▽

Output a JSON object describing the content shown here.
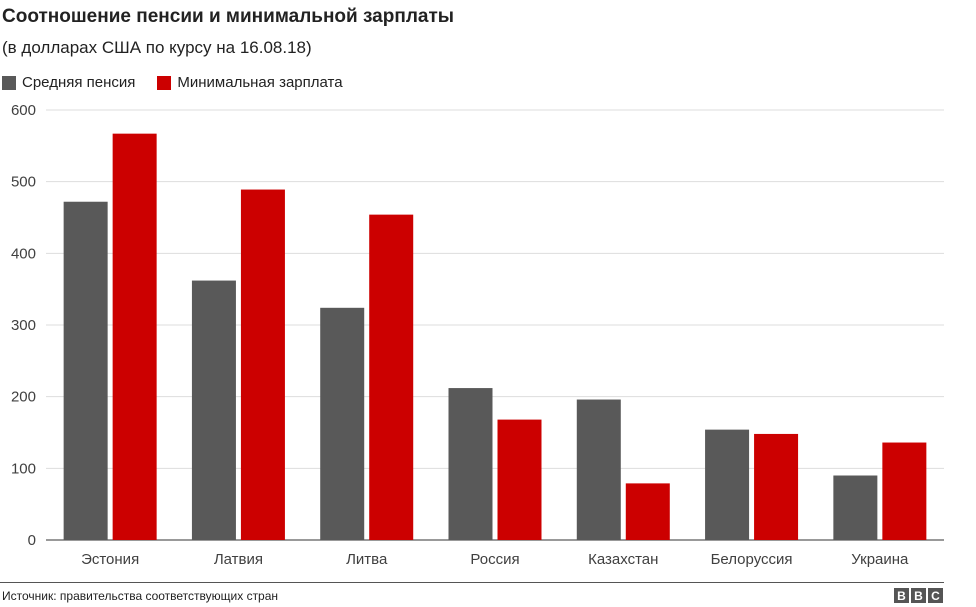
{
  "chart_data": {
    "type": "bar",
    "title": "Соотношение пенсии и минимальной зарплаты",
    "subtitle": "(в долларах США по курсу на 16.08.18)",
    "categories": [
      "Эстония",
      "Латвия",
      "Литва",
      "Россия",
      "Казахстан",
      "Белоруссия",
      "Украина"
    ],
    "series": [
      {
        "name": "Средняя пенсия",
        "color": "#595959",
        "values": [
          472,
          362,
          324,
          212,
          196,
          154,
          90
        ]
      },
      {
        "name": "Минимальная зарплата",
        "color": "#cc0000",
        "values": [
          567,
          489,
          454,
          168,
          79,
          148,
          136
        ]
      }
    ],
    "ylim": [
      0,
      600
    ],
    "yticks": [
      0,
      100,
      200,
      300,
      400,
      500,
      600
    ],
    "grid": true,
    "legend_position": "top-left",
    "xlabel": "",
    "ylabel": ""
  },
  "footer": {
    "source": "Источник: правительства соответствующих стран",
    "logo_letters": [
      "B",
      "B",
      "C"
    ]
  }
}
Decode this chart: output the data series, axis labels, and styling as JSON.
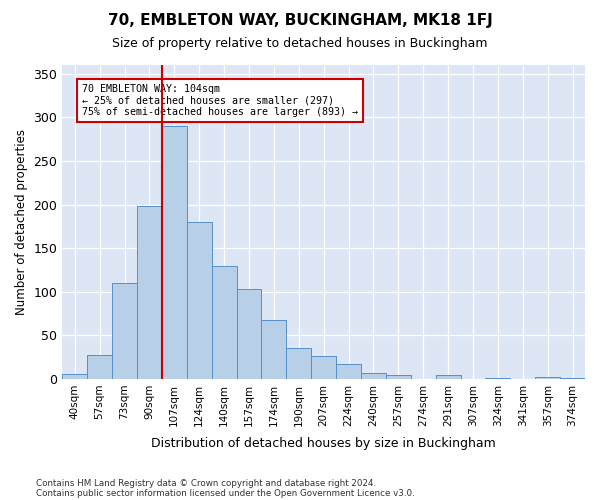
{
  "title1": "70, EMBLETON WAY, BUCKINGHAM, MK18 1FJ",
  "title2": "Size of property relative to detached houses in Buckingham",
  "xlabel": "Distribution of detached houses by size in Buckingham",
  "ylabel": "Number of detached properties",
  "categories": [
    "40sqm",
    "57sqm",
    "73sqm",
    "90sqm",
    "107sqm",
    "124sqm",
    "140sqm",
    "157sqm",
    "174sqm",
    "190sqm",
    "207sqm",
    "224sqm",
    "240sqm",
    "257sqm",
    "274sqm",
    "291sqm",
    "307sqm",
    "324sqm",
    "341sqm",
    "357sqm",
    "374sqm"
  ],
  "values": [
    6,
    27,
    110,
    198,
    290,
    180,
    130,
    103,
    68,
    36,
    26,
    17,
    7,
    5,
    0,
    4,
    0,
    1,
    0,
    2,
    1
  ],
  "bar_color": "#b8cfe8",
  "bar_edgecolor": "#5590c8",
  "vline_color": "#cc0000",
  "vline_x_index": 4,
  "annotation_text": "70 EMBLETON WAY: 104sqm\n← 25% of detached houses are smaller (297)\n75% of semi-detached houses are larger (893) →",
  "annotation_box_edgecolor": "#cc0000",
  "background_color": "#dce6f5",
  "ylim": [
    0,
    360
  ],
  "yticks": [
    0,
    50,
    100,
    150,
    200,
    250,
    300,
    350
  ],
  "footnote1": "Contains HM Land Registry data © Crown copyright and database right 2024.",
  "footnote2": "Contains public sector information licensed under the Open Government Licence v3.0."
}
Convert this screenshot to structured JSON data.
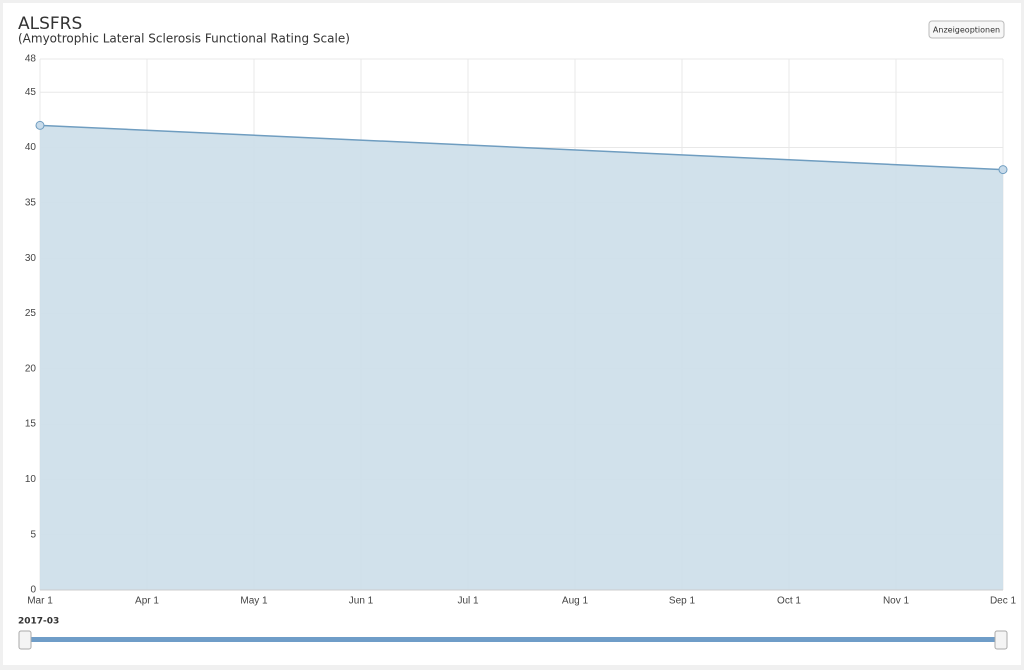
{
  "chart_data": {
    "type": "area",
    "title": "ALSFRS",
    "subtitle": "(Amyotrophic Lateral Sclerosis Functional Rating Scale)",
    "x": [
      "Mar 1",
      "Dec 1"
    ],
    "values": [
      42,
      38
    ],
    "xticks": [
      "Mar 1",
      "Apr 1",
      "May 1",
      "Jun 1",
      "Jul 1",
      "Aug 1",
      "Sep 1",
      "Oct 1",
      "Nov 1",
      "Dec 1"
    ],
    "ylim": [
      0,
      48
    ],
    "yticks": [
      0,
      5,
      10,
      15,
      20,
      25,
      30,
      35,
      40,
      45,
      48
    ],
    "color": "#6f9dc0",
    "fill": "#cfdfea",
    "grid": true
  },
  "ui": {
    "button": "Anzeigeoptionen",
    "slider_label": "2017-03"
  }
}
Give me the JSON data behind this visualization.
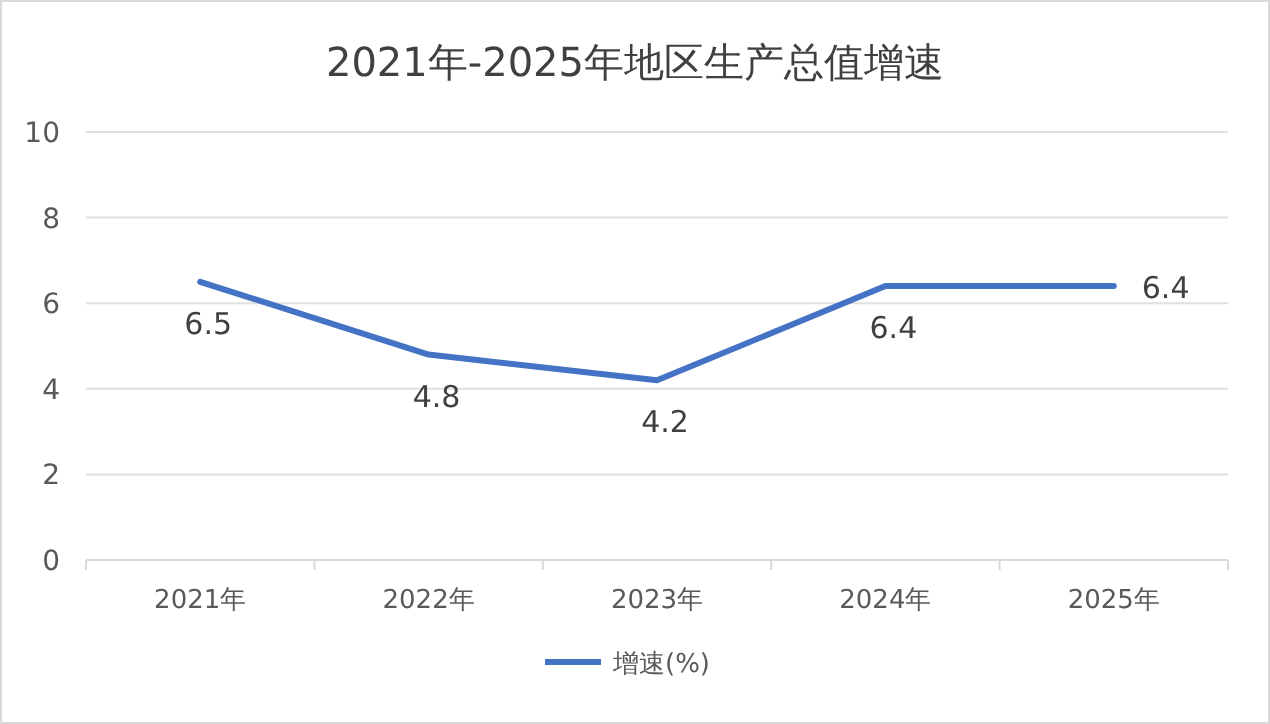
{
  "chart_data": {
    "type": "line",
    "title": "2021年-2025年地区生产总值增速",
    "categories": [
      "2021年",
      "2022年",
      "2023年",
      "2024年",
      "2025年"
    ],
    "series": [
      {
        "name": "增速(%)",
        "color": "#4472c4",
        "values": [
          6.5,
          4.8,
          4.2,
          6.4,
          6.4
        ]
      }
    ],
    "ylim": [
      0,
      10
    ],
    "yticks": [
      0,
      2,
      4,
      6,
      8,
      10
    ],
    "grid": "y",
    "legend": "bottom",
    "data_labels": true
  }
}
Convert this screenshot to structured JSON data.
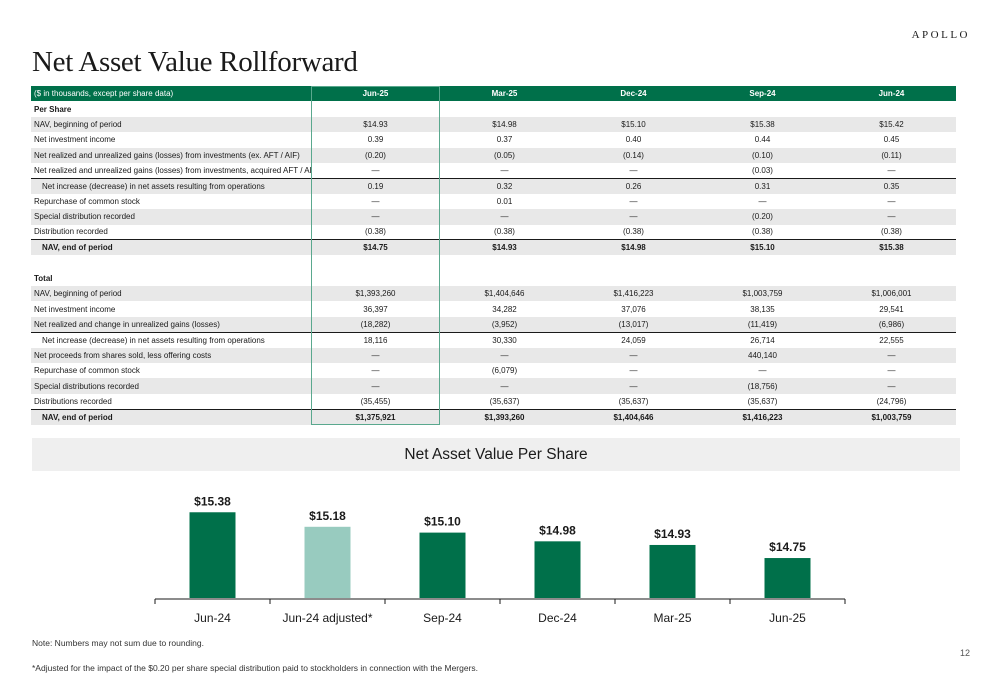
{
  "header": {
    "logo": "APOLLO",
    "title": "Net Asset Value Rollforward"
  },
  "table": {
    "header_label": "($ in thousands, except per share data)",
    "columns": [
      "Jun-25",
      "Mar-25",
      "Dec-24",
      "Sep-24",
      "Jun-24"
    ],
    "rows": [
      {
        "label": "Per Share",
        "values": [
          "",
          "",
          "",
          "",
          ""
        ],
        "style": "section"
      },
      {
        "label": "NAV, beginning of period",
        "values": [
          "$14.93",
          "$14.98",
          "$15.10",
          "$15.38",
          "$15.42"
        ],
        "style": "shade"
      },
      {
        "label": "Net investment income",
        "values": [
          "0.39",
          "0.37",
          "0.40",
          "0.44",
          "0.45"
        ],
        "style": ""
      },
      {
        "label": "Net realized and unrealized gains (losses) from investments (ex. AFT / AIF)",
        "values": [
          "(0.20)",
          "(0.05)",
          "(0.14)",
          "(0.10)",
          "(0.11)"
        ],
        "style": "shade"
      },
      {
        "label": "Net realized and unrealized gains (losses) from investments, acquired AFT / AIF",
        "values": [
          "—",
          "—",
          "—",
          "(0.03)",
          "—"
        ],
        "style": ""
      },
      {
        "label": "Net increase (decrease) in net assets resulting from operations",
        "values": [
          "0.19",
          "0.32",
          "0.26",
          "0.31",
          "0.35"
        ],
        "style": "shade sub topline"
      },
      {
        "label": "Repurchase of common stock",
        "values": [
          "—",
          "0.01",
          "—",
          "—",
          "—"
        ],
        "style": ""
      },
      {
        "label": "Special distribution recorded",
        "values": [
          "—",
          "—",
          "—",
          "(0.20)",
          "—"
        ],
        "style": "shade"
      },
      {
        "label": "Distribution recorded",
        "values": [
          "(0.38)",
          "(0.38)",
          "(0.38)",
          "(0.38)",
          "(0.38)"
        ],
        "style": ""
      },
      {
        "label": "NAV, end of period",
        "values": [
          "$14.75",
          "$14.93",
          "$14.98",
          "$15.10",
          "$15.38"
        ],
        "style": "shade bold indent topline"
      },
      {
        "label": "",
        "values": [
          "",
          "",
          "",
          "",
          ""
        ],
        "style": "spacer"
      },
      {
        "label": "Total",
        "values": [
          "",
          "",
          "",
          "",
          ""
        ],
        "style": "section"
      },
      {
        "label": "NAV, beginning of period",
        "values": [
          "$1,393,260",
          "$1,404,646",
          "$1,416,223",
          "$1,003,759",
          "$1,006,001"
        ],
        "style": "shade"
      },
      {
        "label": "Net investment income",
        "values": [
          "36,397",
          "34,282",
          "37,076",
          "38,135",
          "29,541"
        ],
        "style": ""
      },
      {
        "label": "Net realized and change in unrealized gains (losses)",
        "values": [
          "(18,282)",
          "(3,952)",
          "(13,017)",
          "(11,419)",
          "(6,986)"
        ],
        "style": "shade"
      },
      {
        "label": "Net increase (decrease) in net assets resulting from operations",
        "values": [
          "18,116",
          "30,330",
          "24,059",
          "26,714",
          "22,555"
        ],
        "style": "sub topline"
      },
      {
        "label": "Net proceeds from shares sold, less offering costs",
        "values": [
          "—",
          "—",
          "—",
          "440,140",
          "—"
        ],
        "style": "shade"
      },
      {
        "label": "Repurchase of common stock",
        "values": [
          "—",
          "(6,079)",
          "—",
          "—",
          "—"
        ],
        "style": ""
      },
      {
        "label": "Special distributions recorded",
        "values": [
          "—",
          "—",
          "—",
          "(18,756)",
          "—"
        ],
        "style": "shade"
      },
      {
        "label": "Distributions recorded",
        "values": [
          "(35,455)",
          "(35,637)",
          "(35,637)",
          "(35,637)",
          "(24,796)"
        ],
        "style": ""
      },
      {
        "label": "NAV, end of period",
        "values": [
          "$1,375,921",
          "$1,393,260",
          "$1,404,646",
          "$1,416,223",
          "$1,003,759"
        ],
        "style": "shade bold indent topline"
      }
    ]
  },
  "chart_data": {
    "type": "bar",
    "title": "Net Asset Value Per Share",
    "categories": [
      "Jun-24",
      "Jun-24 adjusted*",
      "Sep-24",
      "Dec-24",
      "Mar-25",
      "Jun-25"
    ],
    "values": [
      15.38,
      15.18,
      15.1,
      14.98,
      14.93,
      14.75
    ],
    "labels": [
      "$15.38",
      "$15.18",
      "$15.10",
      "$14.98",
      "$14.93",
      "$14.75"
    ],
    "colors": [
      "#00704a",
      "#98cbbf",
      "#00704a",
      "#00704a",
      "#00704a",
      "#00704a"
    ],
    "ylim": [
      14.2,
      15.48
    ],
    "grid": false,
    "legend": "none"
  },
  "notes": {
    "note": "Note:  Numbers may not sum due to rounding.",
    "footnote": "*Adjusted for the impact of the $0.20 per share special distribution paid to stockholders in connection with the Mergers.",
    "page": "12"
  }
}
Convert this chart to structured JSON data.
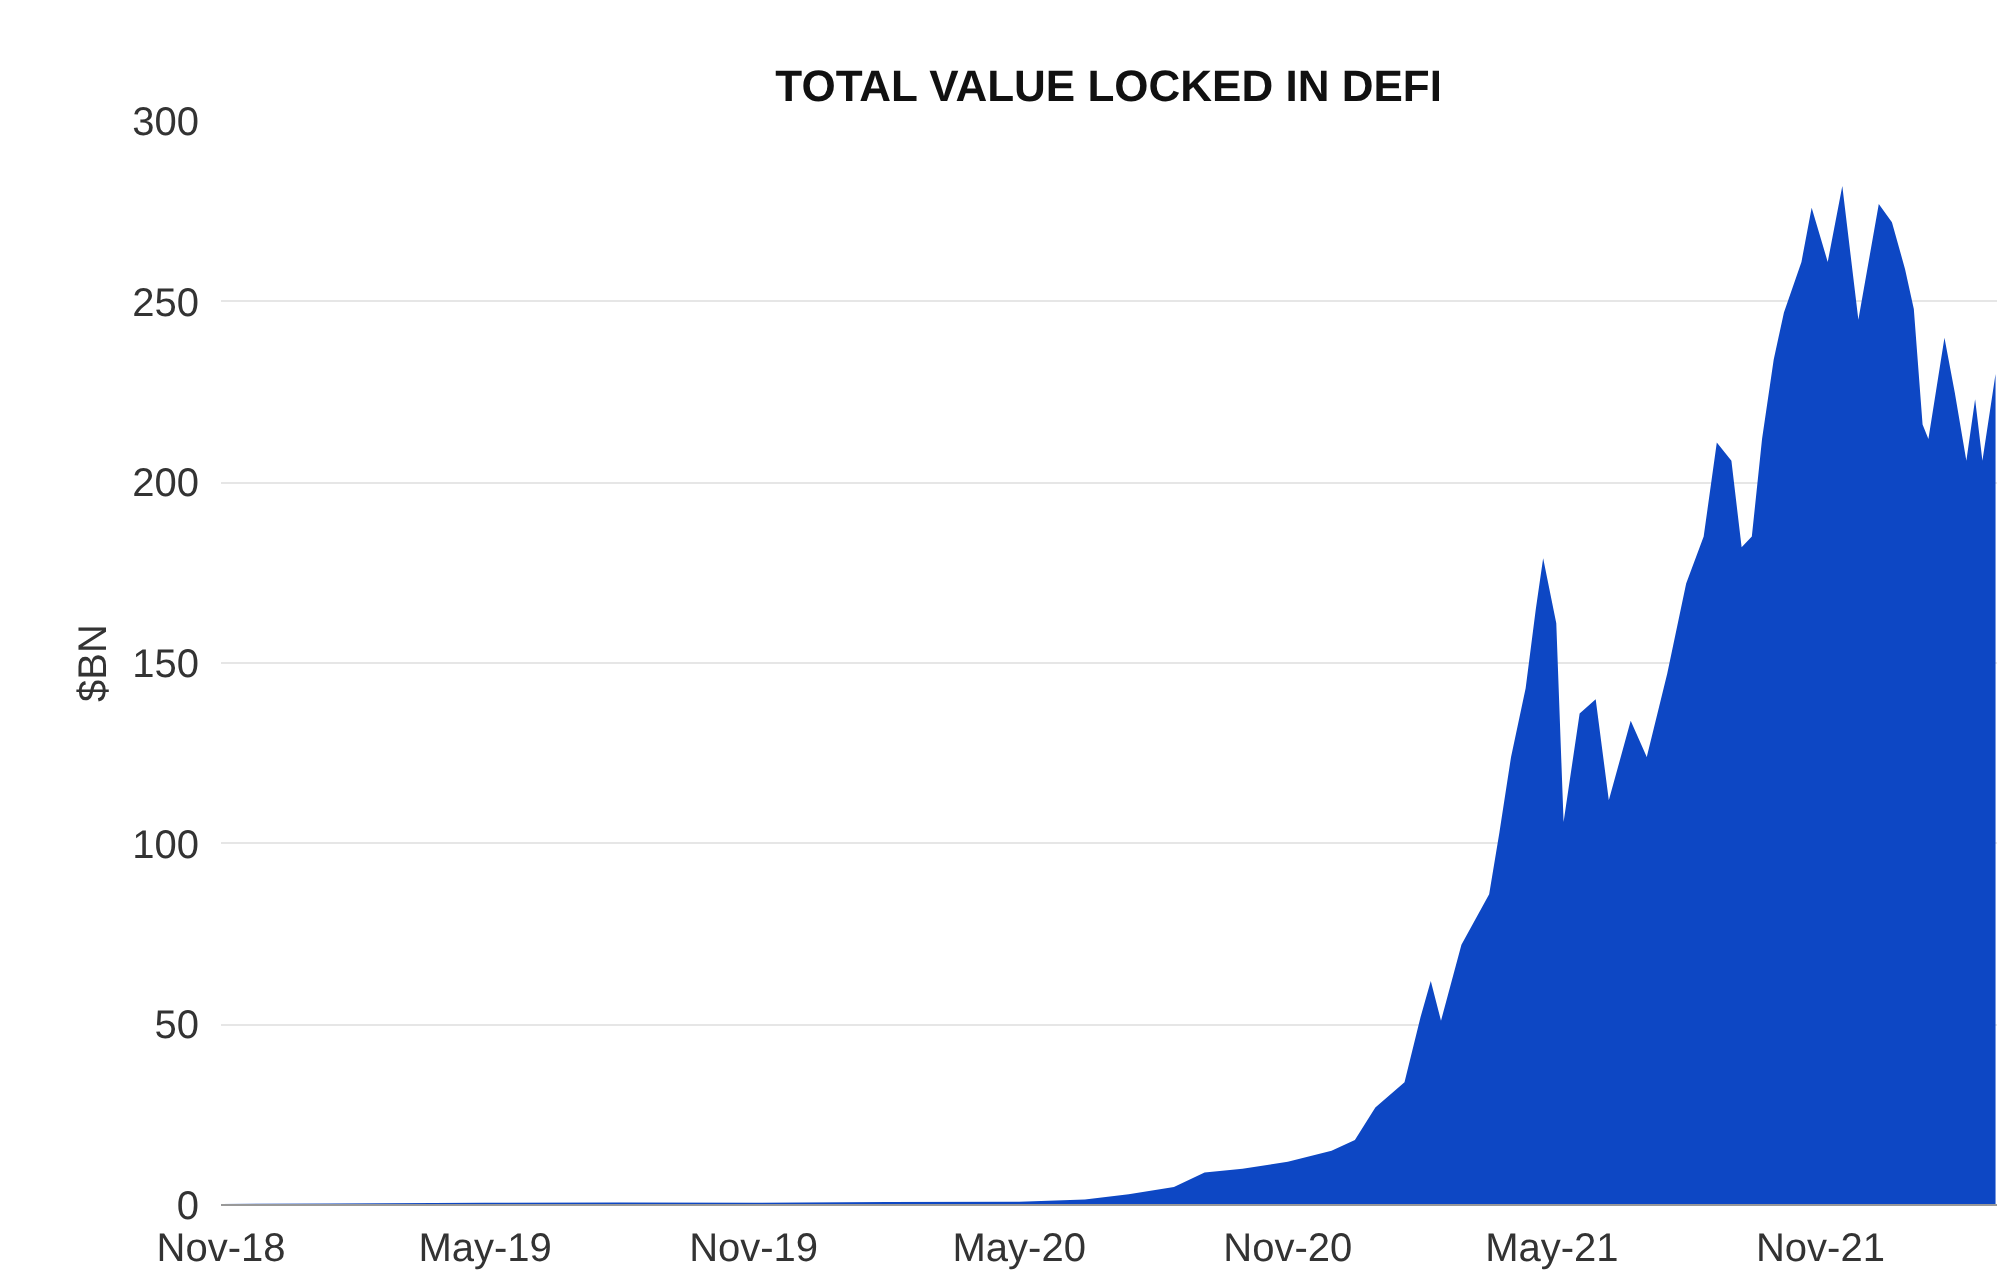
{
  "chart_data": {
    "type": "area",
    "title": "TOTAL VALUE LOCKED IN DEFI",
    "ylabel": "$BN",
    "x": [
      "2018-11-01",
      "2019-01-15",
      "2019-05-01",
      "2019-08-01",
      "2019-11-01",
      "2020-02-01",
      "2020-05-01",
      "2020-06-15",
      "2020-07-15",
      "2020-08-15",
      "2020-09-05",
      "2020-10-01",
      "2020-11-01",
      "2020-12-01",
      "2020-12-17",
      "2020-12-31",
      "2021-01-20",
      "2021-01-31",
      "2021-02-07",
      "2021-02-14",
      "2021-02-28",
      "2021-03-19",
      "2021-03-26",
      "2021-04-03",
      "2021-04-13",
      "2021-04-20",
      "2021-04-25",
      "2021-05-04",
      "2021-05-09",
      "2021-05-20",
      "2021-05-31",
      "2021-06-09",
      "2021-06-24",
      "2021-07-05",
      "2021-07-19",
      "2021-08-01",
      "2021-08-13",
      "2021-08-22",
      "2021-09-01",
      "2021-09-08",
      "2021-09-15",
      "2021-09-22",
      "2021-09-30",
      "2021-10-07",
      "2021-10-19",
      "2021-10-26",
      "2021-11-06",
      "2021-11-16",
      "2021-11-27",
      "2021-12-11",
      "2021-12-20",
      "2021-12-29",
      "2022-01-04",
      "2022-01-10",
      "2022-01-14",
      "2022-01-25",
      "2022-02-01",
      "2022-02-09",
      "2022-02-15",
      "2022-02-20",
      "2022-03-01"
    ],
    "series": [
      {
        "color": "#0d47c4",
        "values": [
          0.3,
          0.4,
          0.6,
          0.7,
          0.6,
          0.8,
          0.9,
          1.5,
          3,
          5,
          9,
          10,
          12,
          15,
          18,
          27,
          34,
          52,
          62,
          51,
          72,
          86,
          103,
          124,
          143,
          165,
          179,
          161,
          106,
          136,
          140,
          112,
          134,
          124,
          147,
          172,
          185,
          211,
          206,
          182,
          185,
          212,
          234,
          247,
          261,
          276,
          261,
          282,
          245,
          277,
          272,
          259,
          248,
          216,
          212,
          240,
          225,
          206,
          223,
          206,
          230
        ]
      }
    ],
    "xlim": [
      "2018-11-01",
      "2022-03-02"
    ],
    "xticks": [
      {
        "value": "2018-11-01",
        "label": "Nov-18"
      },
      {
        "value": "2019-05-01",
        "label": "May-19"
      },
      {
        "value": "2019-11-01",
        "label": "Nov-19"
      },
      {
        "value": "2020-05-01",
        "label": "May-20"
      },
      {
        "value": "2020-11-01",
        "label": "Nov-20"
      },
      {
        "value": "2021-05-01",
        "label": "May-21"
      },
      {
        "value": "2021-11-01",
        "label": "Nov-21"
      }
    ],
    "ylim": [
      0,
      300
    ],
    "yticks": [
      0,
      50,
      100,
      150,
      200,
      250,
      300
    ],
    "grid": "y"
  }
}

△

Track down every line of the material containing the string "investments", and copy it.

**Solution for this exercise**
        "label": "Net realized and unrealized gains (losses) from investments (ex. AFT / AIF)",
        "label": "Net realized and unrealized gains (losses) from investments, acquired AFT / AIF",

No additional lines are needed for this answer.